▸ **Instructions for the task**
Make an exact copy of all the entries below, with the pictures left out.

▸ **Dataset extract**
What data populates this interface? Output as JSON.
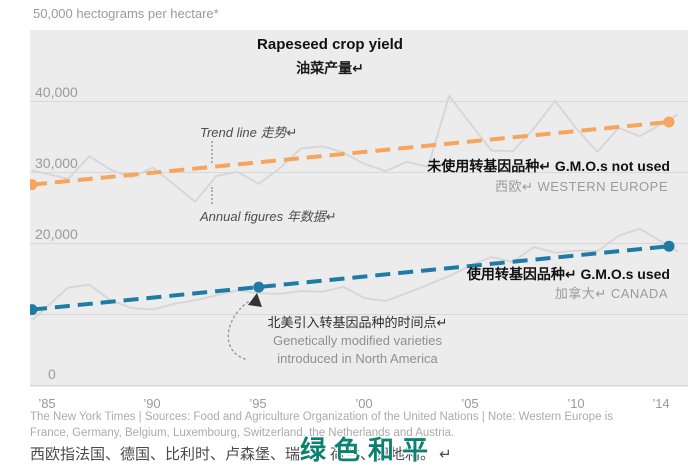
{
  "unit_label": "50,000 hectograms per hectare*",
  "title": {
    "en": "Rapeseed crop yield",
    "zh": "油菜产量↵"
  },
  "annotations": {
    "trend_line": "Trend line  走势↵",
    "annual_figures": "Annual figures  年数据↵",
    "we_label_bold": "未使用转基因品种↵ G.M.O.s not used",
    "we_label_gray": "西欧↵ WESTERN EUROPE",
    "ca_label_bold": "使用转基因品种↵ G.M.O.s used",
    "ca_label_gray": "加拿大↵          CANADA",
    "gm_zh": "北美引入转基因品种的时间点↵",
    "gm_en1": "Genetically modified varieties",
    "gm_en2": "introduced in North America"
  },
  "axis": {
    "y_ticks": [
      {
        "value": 40000,
        "label": "40,000"
      },
      {
        "value": 30000,
        "label": "30,000"
      },
      {
        "value": 20000,
        "label": "20,000"
      },
      {
        "value": 0,
        "label": "0"
      }
    ],
    "x_ticks": [
      {
        "year": 1985,
        "label": "’85"
      },
      {
        "year": 1990,
        "label": "’90"
      },
      {
        "year": 1995,
        "label": "’95"
      },
      {
        "year": 2000,
        "label": "’00"
      },
      {
        "year": 2005,
        "label": "’05"
      },
      {
        "year": 2010,
        "label": "’10"
      },
      {
        "year": 2014,
        "label": "’14"
      }
    ]
  },
  "footer": {
    "line1": "The New York Times  |  Sources: Food and Agriculture Organization of the United Nations  |  Note: Western Europe is",
    "line2": "France, Germany, Belgium, Luxembourg, Switzerland, the Netherlands and Austria.",
    "line3_zh": "西欧指法国、德国、比利时、卢森堡、瑞士、荷兰、奥地利。 ↵"
  },
  "watermark": "绿色和平",
  "colors": {
    "we_trend_orange": "#F5A55E",
    "ca_trend_blue": "#1F7BA4",
    "annual_gray": "#D7D7D7",
    "plot_bg": "#ECECEC",
    "gridline": "#D8D8D8",
    "watermark_teal": "#0D8170"
  },
  "chart_data": {
    "type": "line",
    "title": "Rapeseed crop yield",
    "title_zh": "油菜产量",
    "ylabel": "hectograms per hectare",
    "ylim": [
      0,
      50000
    ],
    "y_gridlines": [
      0,
      10000,
      20000,
      30000,
      40000
    ],
    "grid": true,
    "x": [
      1985,
      1986,
      1987,
      1988,
      1989,
      1990,
      1991,
      1992,
      1993,
      1994,
      1995,
      1996,
      1997,
      1998,
      1999,
      2000,
      2001,
      2002,
      2003,
      2004,
      2005,
      2006,
      2007,
      2008,
      2009,
      2010,
      2011,
      2012,
      2013,
      2014
    ],
    "series": [
      {
        "name": "Western Europe — annual figures (G.M.O.s not used)",
        "role": "annual",
        "values": [
          29800,
          29100,
          32300,
          30400,
          29300,
          30700,
          28300,
          25900,
          29500,
          30100,
          28400,
          30600,
          33400,
          33700,
          32800,
          31200,
          30200,
          31500,
          30800,
          40800,
          36900,
          33100,
          33000,
          36200,
          40100,
          36200,
          32900,
          36300,
          35100,
          36800
        ]
      },
      {
        "name": "Canada — annual figures (G.M.O.s used)",
        "role": "annual",
        "values": [
          11100,
          13800,
          14200,
          12000,
          10900,
          10700,
          11500,
          12000,
          12700,
          13400,
          13000,
          12900,
          13300,
          13200,
          13900,
          12300,
          11900,
          13000,
          14200,
          15400,
          16900,
          18100,
          17400,
          19500,
          18700,
          19000,
          18900,
          21100,
          22100,
          20300
        ]
      },
      {
        "name": "Western Europe — trend line (G.M.O.s not used)",
        "role": "trend",
        "color": "#F5A55E",
        "x": [
          1985,
          2014
        ],
        "values": [
          28500,
          37000
        ],
        "markers": [
          1985,
          2014
        ]
      },
      {
        "name": "Canada — trend line (G.M.O.s used)",
        "role": "trend",
        "color": "#1F7BA4",
        "x": [
          1985,
          2014
        ],
        "values": [
          10900,
          19500
        ],
        "markers": [
          1985,
          1995,
          2014
        ]
      }
    ],
    "annotation": {
      "year": 1995,
      "series": "Canada",
      "value": 13900,
      "text": "Genetically modified varieties introduced in North America / 北美引入转基因品种的时间点"
    },
    "legend_position": "inline-labels"
  }
}
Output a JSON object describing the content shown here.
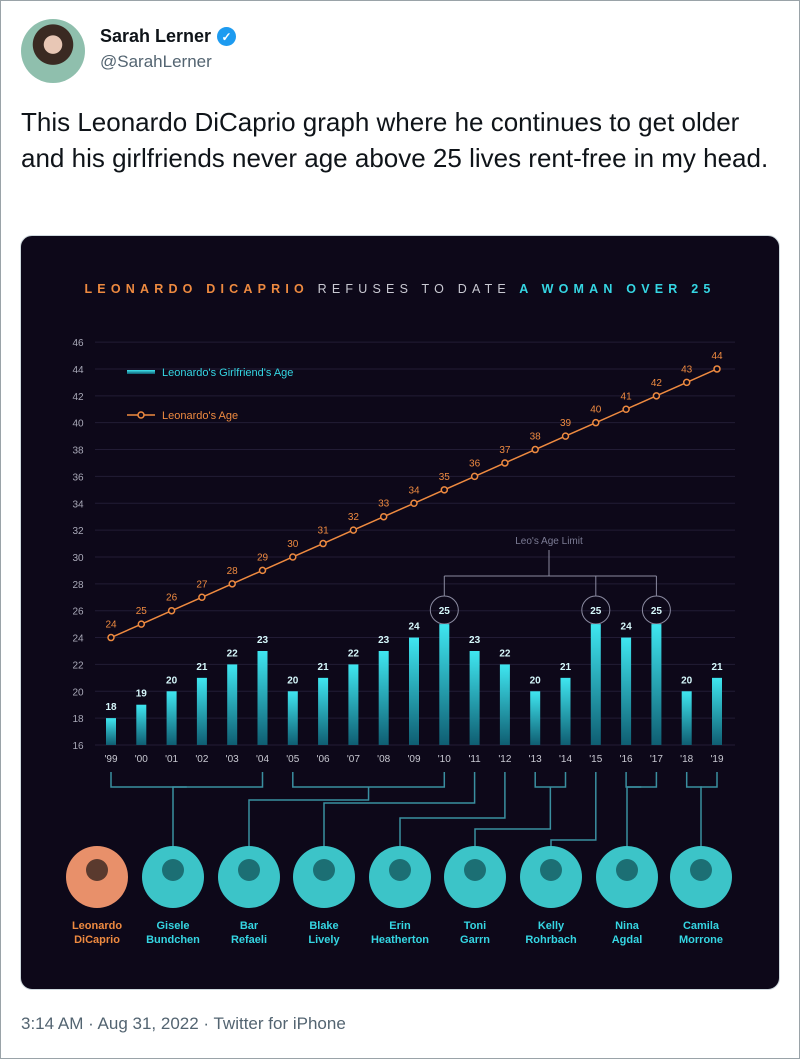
{
  "tweet": {
    "author_name": "Sarah Lerner",
    "handle": "@SarahLerner",
    "verified_icon": "verified-badge-icon",
    "text": "This Leonardo DiCaprio graph where he continues to get older and his girlfriends never age above 25 lives rent-free in my head.",
    "footer": "3:14 AM · Aug 31, 2022 · Twitter for iPhone"
  },
  "colors": {
    "orange": "#ee8a40",
    "cyan": "#35d6e3",
    "background": "#0d0819"
  },
  "chart_data": {
    "type": "bar",
    "title_parts": [
      "LEONARDO DICAPRIO",
      "REFUSES TO DATE",
      "A WOMAN OVER 25"
    ],
    "categories": [
      "'99",
      "'00",
      "'01",
      "'02",
      "'03",
      "'04",
      "'05",
      "'06",
      "'07",
      "'08",
      "'09",
      "'10",
      "'11",
      "'12",
      "'13",
      "'14",
      "'15",
      "'16",
      "'17",
      "'18",
      "'19"
    ],
    "series": [
      {
        "name": "Leonardo's Girlfriend's Age",
        "type": "bar",
        "values": [
          18,
          19,
          20,
          21,
          22,
          23,
          20,
          21,
          22,
          23,
          24,
          25,
          23,
          22,
          20,
          21,
          25,
          24,
          25,
          20,
          21
        ]
      },
      {
        "name": "Leonardo's Age",
        "type": "line",
        "values": [
          24,
          25,
          26,
          27,
          28,
          29,
          30,
          31,
          32,
          33,
          34,
          35,
          36,
          37,
          38,
          39,
          40,
          41,
          42,
          43,
          44
        ]
      }
    ],
    "yticks": [
      16,
      18,
      20,
      22,
      24,
      26,
      28,
      30,
      32,
      34,
      36,
      38,
      40,
      42,
      44,
      46
    ],
    "ylim": [
      16,
      46
    ],
    "grid": true,
    "legend_position": "top-left",
    "annotation": {
      "label": "Leo's Age Limit",
      "years": [
        "'10",
        "'15",
        "'17"
      ]
    },
    "girlfriends": [
      {
        "name": [
          "Leonardo",
          "DiCaprio"
        ],
        "years": []
      },
      {
        "name": [
          "Gisele",
          "Bundchen"
        ],
        "years": [
          0,
          5
        ]
      },
      {
        "name": [
          "Bar",
          "Refaeli"
        ],
        "years": [
          6,
          11
        ]
      },
      {
        "name": [
          "Blake",
          "Lively"
        ],
        "years": [
          12,
          12
        ]
      },
      {
        "name": [
          "Erin",
          "Heatherton"
        ],
        "years": [
          13,
          13
        ]
      },
      {
        "name": [
          "Toni",
          "Garrn"
        ],
        "years": [
          14,
          15
        ]
      },
      {
        "name": [
          "Kelly",
          "Rohrbach"
        ],
        "years": [
          16,
          16
        ]
      },
      {
        "name": [
          "Nina",
          "Agdal"
        ],
        "years": [
          17,
          18
        ]
      },
      {
        "name": [
          "Camila",
          "Morrone"
        ],
        "years": [
          19,
          20
        ]
      }
    ]
  }
}
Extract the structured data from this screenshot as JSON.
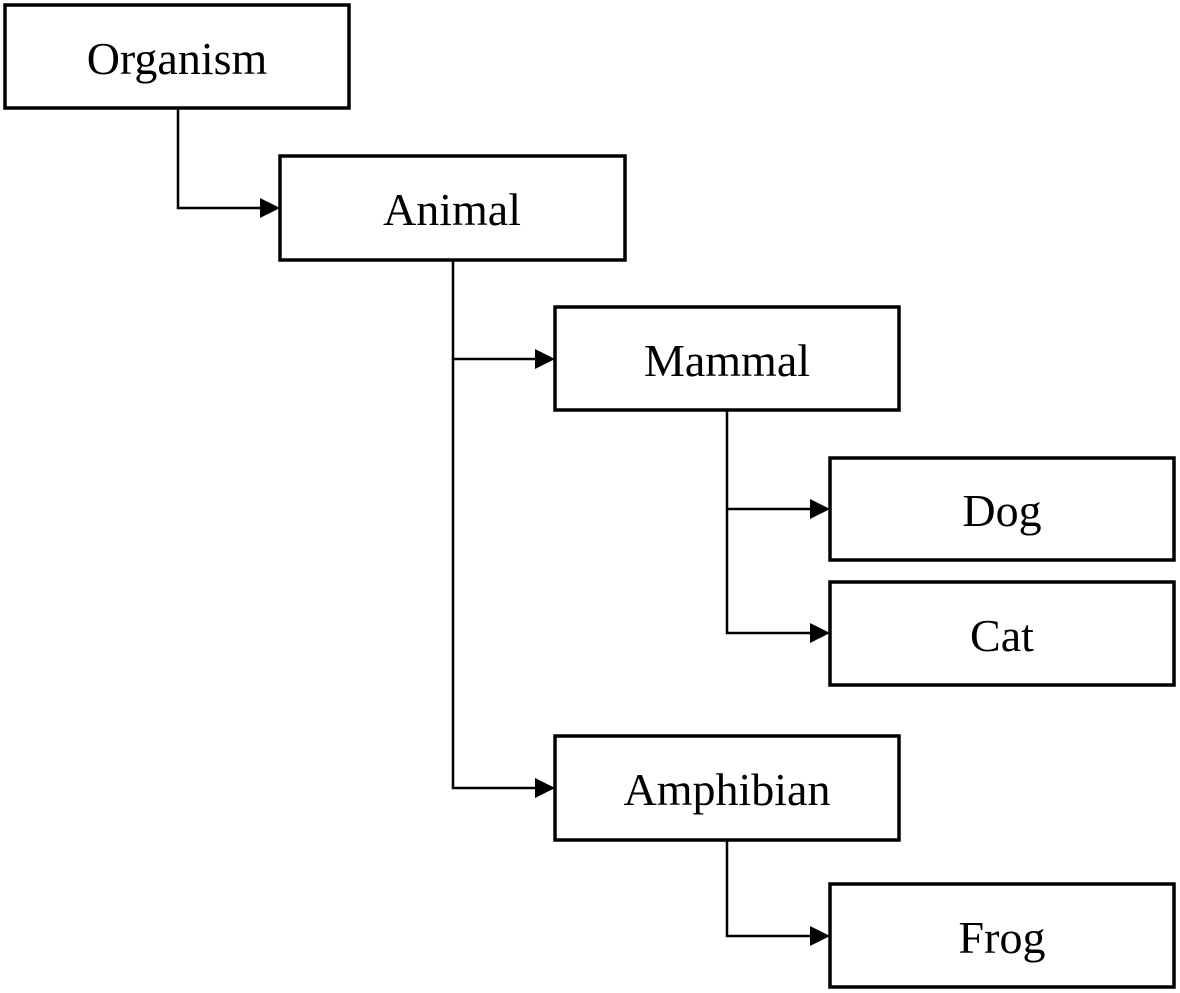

▸ **Written answer**
What data populates this interface? Output as JSON.
{
  "unit_label": "50,000 hectograms per hectare*",
  "title": {
    "en": "Rapeseed crop yield",
    "zh": "油菜产量↵"
  },
  "annotations": {
    "trend_line": "Trend line  走势↵",
    "annual_figures": "Annual figures  年数据↵",
    "we_label_bold": "未使用转基因品种↵ G.M.O.s not used",
    "we_label_gray": "西欧↵ WESTERN EUROPE",
    "ca_label_bold": "使用转基因品种↵ G.M.O.s used",
    "ca_label_gray": "加拿大↵          CANADA",
    "gm_zh": "北美引入转基因品种的时间点↵",
    "gm_en1": "Genetically modified varieties",
    "gm_en2": "introduced in North America"
  },
  "axis": {
    "y_ticks": [
      {
        "value": 40000,
        "label": "40,000"
      },
      {
        "value": 30000,
        "label": "30,000"
      },
      {
        "value": 20000,
        "label": "20,000"
      },
      {
        "value": 0,
        "label": "0"
      }
    ],
    "x_ticks": [
      {
        "year": 1985,
        "label": "’85"
      },
      {
        "year": 1990,
        "label": "’90"
      },
      {
        "year": 1995,
        "label": "’95"
      },
      {
        "year": 2000,
        "label": "’00"
      },
      {
        "year": 2005,
        "label": "’05"
      },
      {
        "year": 2010,
        "label": "’10"
      },
      {
        "year": 2014,
        "label": "’14"
      }
    ]
  },
  "footer": {
    "line1": "The New York Times  |  Sources: Food and Agriculture Organization of the United Nations  |  Note: Western Europe is",
    "line2": "France, Germany, Belgium, Luxembourg, Switzerland, the Netherlands and Austria.",
    "line3_zh": "西欧指法国、德国、比利时、卢森堡、瑞士、荷兰、奥地利。 ↵"
  },
  "watermark": "绿色和平",
  "colors": {
    "we_trend_orange": "#F5A55E",
    "ca_trend_blue": "#1F7BA4",
    "annual_gray": "#D7D7D7",
    "plot_bg": "#ECECEC",
    "gridline": "#D8D8D8",
    "watermark_teal": "#0D8170"
  },
  "chart_data": {
    "type": "line",
    "title": "Rapeseed crop yield",
    "title_zh": "油菜产量",
    "ylabel": "hectograms per hectare",
    "ylim": [
      0,
      50000
    ],
    "y_gridlines": [
      0,
      10000,
      20000,
      30000,
      40000
    ],
    "grid": true,
    "x": [
      1985,
      1986,
      1987,
      1988,
      1989,
      1990,
      1991,
      1992,
      1993,
      1994,
      1995,
      1996,
      1997,
      1998,
      1999,
      2000,
      2001,
      2002,
      2003,
      2004,
      2005,
      2006,
      2007,
      2008,
      2009,
      2010,
      2011,
      2012,
      2013,
      2014
    ],
    "series": [
      {
        "name": "Western Europe — annual figures (G.M.O.s not used)",
        "role": "annual",
        "values": [
          29800,
          29100,
          32300,
          30400,
          29300,
          30700,
          28300,
          25900,
          29500,
          30100,
          28400,
          30600,
          33400,
          33700,
          32800,
          31200,
          30200,
          31500,
          30800,
          40800,
          36900,
          33100,
          33000,
          36200,
          40100,
          36200,
          32900,
          36300,
          35100,
          36800
        ]
      },
      {
        "name": "Canada — annual figures (G.M.O.s used)",
        "role": "annual",
        "values": [
          11100,
          13800,
          14200,
          12000,
          10900,
          10700,
          11500,
          12000,
          12700,
          13400,
          13000,
          12900,
          13300,
          13200,
          13900,
          12300,
          11900,
          13000,
          14200,
          15400,
          16900,
          18100,
          17400,
          19500,
          18700,
          19000,
          18900,
          21100,
          22100,
          20300
        ]
      },
      {
        "name": "Western Europe — trend line (G.M.O.s not used)",
        "role": "trend",
        "color": "#F5A55E",
        "x": [
          1985,
          2014
        ],
        "values": [
          28500,
          37000
        ],
        "markers": [
          1985,
          2014
        ]
      },
      {
        "name": "Canada — trend line (G.M.O.s used)",
        "role": "trend",
        "color": "#1F7BA4",
        "x": [
          1985,
          2014
        ],
        "values": [
          10900,
          19500
        ],
        "markers": [
          1985,
          1995,
          2014
        ]
      }
    ],
    "annotation": {
      "year": 1995,
      "series": "Canada",
      "value": 13900,
      "text": "Genetically modified varieties introduced in North America / 北美引入转基因品种的时间点"
    },
    "legend_position": "inline-labels"
  }
}
Output a JSON object describing the content shown here.
{
  "tweet": {
    "author_name": "Sarah Lerner",
    "handle": "@SarahLerner",
    "verified_icon": "verified-badge-icon",
    "text": "This Leonardo DiCaprio graph where he continues to get older and his girlfriends never age above 25 lives rent-free in my head.",
    "footer": "3:14 AM · Aug 31, 2022 · Twitter for iPhone"
  },
  "colors": {
    "orange": "#ee8a40",
    "cyan": "#35d6e3",
    "background": "#0d0819"
  },
  "chart_data": {
    "type": "bar",
    "title_parts": [
      "LEONARDO DICAPRIO",
      "REFUSES TO DATE",
      "A WOMAN OVER 25"
    ],
    "categories": [
      "'99",
      "'00",
      "'01",
      "'02",
      "'03",
      "'04",
      "'05",
      "'06",
      "'07",
      "'08",
      "'09",
      "'10",
      "'11",
      "'12",
      "'13",
      "'14",
      "'15",
      "'16",
      "'17",
      "'18",
      "'19"
    ],
    "series": [
      {
        "name": "Leonardo's Girlfriend's Age",
        "type": "bar",
        "values": [
          18,
          19,
          20,
          21,
          22,
          23,
          20,
          21,
          22,
          23,
          24,
          25,
          23,
          22,
          20,
          21,
          25,
          24,
          25,
          20,
          21
        ]
      },
      {
        "name": "Leonardo's Age",
        "type": "line",
        "values": [
          24,
          25,
          26,
          27,
          28,
          29,
          30,
          31,
          32,
          33,
          34,
          35,
          36,
          37,
          38,
          39,
          40,
          41,
          42,
          43,
          44
        ]
      }
    ],
    "yticks": [
      16,
      18,
      20,
      22,
      24,
      26,
      28,
      30,
      32,
      34,
      36,
      38,
      40,
      42,
      44,
      46
    ],
    "ylim": [
      16,
      46
    ],
    "grid": true,
    "legend_position": "top-left",
    "annotation": {
      "label": "Leo's Age Limit",
      "years": [
        "'10",
        "'15",
        "'17"
      ]
    },
    "girlfriends": [
      {
        "name": [
          "Leonardo",
          "DiCaprio"
        ],
        "years": []
      },
      {
        "name": [
          "Gisele",
          "Bundchen"
        ],
        "years": [
          0,
          5
        ]
      },
      {
        "name": [
          "Bar",
          "Refaeli"
        ],
        "years": [
          6,
          11
        ]
      },
      {
        "name": [
          "Blake",
          "Lively"
        ],
        "years": [
          12,
          12
        ]
      },
      {
        "name": [
          "Erin",
          "Heatherton"
        ],
        "years": [
          13,
          13
        ]
      },
      {
        "name": [
          "Toni",
          "Garrn"
        ],
        "years": [
          14,
          15
        ]
      },
      {
        "name": [
          "Kelly",
          "Rohrbach"
        ],
        "years": [
          16,
          16
        ]
      },
      {
        "name": [
          "Nina",
          "Agdal"
        ],
        "years": [
          17,
          18
        ]
      },
      {
        "name": [
          "Camila",
          "Morrone"
        ],
        "years": [
          19,
          20
        ]
      }
    ]
  }
}
Extract the structured data from this screenshot as JSON.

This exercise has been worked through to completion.